begin Extracted information
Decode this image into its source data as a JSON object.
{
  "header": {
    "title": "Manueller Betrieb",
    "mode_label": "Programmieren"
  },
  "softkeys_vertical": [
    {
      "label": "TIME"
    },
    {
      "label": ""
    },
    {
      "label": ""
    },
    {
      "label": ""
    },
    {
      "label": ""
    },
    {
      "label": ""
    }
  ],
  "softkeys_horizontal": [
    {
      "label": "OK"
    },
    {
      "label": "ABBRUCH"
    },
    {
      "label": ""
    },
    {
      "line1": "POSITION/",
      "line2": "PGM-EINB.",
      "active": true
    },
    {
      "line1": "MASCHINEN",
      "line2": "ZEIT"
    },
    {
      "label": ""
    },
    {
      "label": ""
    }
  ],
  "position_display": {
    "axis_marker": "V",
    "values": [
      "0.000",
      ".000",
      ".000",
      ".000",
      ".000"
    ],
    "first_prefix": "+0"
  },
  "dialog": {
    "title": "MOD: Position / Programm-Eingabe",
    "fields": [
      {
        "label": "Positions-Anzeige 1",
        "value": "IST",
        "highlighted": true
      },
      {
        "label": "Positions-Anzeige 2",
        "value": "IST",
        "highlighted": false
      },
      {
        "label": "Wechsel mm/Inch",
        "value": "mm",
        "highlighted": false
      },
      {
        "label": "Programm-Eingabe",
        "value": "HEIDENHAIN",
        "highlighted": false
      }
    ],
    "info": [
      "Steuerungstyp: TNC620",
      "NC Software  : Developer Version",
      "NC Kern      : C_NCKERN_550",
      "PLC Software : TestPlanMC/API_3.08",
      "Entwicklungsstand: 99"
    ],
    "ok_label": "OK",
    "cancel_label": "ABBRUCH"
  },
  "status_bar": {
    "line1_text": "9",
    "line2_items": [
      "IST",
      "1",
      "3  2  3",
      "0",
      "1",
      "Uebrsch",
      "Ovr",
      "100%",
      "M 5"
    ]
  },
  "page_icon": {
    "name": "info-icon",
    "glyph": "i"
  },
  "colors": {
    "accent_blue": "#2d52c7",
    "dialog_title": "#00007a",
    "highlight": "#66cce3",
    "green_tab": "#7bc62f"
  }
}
end Extracted information
* **What this task involves**: Output the full listing without altering anything.

* **Solution**:
Decode this image into its source data as a JSON object.
{
  "header": {
    "title": "Manueller Betrieb",
    "mode_label": "Programmieren"
  },
  "softkeys_vertical": [
    {
      "label": "TIME"
    },
    {
      "label": ""
    },
    {
      "label": ""
    },
    {
      "label": ""
    },
    {
      "label": ""
    },
    {
      "label": ""
    }
  ],
  "softkeys_horizontal": [
    {
      "label": "OK"
    },
    {
      "label": "ABBRUCH"
    },
    {
      "label": ""
    },
    {
      "line1": "POSITION/",
      "line2": "PGM-EINB.",
      "active": true
    },
    {
      "line1": "MASCHINEN",
      "line2": "ZEIT"
    },
    {
      "label": ""
    },
    {
      "label": ""
    }
  ],
  "position_display": {
    "axis_marker": "V",
    "values": [
      "0.000",
      ".000",
      ".000",
      ".000",
      ".000"
    ],
    "first_prefix": "+0"
  },
  "dialog": {
    "title": "MOD: Position / Programm-Eingabe",
    "fields": [
      {
        "label": "Positions-Anzeige 1",
        "value": "IST",
        "highlighted": true
      },
      {
        "label": "Positions-Anzeige 2",
        "value": "IST",
        "highlighted": false
      },
      {
        "label": "Wechsel mm/Inch",
        "value": "mm",
        "highlighted": false
      },
      {
        "label": "Programm-Eingabe",
        "value": "HEIDENHAIN",
        "highlighted": false
      }
    ],
    "info": [
      "Steuerungstyp: TNC620",
      "NC Software  : Developer Version",
      "NC Kern      : C_NCKERN_550",
      "PLC Software : TestPlanMC/API_3.08",
      "Entwicklungsstand: 99"
    ],
    "ok_label": "OK",
    "cancel_label": "ABBRUCH"
  },
  "status_bar": {
    "line1_text": "9",
    "line2_items": [
      "IST",
      "1",
      "3  2  3",
      "0",
      "1",
      "Uebrsch",
      "Ovr",
      "100%",
      "M 5"
    ]
  },
  "page_icon": {
    "name": "info-icon",
    "glyph": "i"
  },
  "colors": {
    "accent_blue": "#2d52c7",
    "dialog_title": "#00007a",
    "highlight": "#66cce3",
    "green_tab": "#7bc62f"
  }
}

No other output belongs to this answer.